▶ _Task description_
Print each line exactly as it is given.

▶ _Exercise materials_

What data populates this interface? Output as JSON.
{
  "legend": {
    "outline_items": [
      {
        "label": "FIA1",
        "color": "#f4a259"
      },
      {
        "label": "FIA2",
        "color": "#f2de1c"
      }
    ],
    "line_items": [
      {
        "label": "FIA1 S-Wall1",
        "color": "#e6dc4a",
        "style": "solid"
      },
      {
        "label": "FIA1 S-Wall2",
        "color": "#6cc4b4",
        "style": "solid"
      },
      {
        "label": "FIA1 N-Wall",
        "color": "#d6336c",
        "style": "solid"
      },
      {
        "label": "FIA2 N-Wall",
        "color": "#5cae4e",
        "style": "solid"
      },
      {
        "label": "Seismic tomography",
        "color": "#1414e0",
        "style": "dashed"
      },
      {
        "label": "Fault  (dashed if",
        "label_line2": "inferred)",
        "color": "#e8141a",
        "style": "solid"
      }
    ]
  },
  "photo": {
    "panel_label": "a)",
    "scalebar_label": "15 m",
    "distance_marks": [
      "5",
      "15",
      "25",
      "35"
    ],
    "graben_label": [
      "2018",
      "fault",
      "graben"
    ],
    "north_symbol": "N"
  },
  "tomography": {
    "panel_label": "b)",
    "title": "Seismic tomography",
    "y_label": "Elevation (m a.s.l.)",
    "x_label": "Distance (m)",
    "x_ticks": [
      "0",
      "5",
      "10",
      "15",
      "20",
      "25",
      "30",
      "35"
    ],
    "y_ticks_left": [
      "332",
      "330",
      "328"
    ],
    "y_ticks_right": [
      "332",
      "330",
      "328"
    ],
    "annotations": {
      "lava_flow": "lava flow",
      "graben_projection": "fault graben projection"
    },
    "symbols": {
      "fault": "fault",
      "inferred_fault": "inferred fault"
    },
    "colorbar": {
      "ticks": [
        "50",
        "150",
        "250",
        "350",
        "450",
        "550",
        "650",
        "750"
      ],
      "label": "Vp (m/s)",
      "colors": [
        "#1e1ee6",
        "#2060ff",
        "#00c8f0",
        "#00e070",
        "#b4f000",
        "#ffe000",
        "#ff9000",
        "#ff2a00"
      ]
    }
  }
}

▶ _Worked solution_
What data populates this interface? Output as JSON.
{
  "legend": {
    "outline_items": [
      {
        "label": "FIA1",
        "color": "#f4a259"
      },
      {
        "label": "FIA2",
        "color": "#f2de1c"
      }
    ],
    "line_items": [
      {
        "label": "FIA1 S-Wall1",
        "color": "#e6dc4a",
        "style": "solid"
      },
      {
        "label": "FIA1 S-Wall2",
        "color": "#6cc4b4",
        "style": "solid"
      },
      {
        "label": "FIA1 N-Wall",
        "color": "#d6336c",
        "style": "solid"
      },
      {
        "label": "FIA2 N-Wall",
        "color": "#5cae4e",
        "style": "solid"
      },
      {
        "label": "Seismic tomography",
        "color": "#1414e0",
        "style": "dashed"
      },
      {
        "label": "Fault  (dashed if",
        "label_line2": "inferred)",
        "color": "#e8141a",
        "style": "solid"
      }
    ]
  },
  "photo": {
    "panel_label": "a)",
    "scalebar_label": "15 m",
    "distance_marks": [
      "5",
      "15",
      "25",
      "35"
    ],
    "graben_label": [
      "2018",
      "fault",
      "graben"
    ],
    "north_symbol": "N"
  },
  "tomography": {
    "panel_label": "b)",
    "title": "Seismic tomography",
    "y_label": "Elevation (m a.s.l.)",
    "x_label": "Distance (m)",
    "x_ticks": [
      "0",
      "5",
      "10",
      "15",
      "20",
      "25",
      "30",
      "35"
    ],
    "y_ticks_left": [
      "332",
      "330",
      "328"
    ],
    "y_ticks_right": [
      "332",
      "330",
      "328"
    ],
    "annotations": {
      "lava_flow": "lava flow",
      "graben_projection": "fault graben projection"
    },
    "symbols": {
      "fault": "fault",
      "inferred_fault": "inferred fault"
    },
    "colorbar": {
      "ticks": [
        "50",
        "150",
        "250",
        "350",
        "450",
        "550",
        "650",
        "750"
      ],
      "label": "Vp (m/s)",
      "colors": [
        "#1e1ee6",
        "#2060ff",
        "#00c8f0",
        "#00e070",
        "#b4f000",
        "#ffe000",
        "#ff9000",
        "#ff2a00"
      ]
    }
  }
}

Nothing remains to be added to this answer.